WHAT TO DO:
Give only the number of lines that include the string "chyxx".

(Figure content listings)

>> start

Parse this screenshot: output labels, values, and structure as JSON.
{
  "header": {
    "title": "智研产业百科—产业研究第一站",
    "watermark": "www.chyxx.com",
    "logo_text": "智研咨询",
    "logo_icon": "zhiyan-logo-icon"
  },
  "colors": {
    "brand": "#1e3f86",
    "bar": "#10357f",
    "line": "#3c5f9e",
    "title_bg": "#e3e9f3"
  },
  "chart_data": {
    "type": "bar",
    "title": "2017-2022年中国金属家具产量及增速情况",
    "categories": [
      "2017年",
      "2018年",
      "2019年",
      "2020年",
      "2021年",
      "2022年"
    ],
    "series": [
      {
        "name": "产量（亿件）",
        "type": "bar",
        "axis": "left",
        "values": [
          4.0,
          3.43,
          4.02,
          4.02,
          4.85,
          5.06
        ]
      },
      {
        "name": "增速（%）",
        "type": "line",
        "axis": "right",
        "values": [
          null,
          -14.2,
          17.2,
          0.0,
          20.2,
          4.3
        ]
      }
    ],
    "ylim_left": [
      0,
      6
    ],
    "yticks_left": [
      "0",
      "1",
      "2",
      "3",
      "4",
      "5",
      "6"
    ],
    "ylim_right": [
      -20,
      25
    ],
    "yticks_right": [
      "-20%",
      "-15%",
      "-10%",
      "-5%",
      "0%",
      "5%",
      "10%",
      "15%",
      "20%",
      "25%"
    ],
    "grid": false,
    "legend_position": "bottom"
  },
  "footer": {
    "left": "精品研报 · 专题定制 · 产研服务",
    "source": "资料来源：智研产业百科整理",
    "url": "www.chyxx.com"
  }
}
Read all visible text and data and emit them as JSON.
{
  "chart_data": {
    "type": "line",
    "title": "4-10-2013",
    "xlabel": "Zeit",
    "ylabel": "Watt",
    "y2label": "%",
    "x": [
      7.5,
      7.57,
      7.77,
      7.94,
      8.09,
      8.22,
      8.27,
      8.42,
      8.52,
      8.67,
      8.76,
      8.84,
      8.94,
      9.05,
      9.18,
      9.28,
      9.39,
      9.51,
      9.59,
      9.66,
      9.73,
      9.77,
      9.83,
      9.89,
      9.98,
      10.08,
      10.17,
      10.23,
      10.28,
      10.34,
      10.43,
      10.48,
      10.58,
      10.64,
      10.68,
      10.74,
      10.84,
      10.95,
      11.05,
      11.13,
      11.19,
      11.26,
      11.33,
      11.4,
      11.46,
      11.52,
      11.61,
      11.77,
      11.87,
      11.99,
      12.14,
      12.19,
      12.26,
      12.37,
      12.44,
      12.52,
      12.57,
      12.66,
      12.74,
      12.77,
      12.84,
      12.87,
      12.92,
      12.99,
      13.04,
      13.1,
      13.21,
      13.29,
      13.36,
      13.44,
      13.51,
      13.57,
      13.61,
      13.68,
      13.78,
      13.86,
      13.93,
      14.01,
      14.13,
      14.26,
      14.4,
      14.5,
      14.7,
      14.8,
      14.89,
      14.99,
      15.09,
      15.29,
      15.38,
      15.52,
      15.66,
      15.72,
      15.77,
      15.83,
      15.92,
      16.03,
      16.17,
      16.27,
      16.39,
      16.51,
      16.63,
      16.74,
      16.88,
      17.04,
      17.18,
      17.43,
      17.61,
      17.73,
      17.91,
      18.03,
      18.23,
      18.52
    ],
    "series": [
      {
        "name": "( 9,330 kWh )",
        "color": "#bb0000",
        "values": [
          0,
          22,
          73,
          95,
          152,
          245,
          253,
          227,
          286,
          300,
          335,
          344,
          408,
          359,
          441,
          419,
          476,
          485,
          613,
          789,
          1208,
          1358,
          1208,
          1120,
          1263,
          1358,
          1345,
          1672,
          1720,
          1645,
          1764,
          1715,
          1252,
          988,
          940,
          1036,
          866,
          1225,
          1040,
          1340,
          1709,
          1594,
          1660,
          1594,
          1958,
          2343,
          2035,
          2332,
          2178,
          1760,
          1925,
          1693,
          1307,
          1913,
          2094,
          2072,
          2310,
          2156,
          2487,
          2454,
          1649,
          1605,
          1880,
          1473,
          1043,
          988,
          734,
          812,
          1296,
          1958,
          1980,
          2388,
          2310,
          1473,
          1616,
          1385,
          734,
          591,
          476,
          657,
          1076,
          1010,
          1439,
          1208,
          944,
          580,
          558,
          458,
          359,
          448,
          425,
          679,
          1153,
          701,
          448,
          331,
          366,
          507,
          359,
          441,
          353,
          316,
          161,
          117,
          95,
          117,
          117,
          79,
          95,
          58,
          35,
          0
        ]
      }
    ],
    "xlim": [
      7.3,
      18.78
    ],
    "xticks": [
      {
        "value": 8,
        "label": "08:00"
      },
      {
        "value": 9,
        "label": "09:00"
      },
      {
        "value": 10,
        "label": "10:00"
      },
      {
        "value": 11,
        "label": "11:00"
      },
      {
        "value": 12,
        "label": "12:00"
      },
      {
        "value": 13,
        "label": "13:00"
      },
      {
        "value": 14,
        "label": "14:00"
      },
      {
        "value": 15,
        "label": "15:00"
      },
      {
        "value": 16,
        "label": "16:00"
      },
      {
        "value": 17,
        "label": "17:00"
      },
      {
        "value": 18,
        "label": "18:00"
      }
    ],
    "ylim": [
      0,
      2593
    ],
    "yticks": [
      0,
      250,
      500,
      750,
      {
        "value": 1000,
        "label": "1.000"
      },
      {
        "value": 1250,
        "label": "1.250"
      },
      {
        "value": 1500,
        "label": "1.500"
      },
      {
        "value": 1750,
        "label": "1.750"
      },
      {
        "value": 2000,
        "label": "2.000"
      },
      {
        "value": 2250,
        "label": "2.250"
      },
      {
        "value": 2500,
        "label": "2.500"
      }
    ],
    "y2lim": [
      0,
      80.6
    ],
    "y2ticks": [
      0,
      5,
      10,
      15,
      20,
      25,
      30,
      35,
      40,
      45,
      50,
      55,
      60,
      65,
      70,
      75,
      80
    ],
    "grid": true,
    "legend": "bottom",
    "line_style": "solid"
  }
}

>> end

ANSWER TO THIS TASK:
2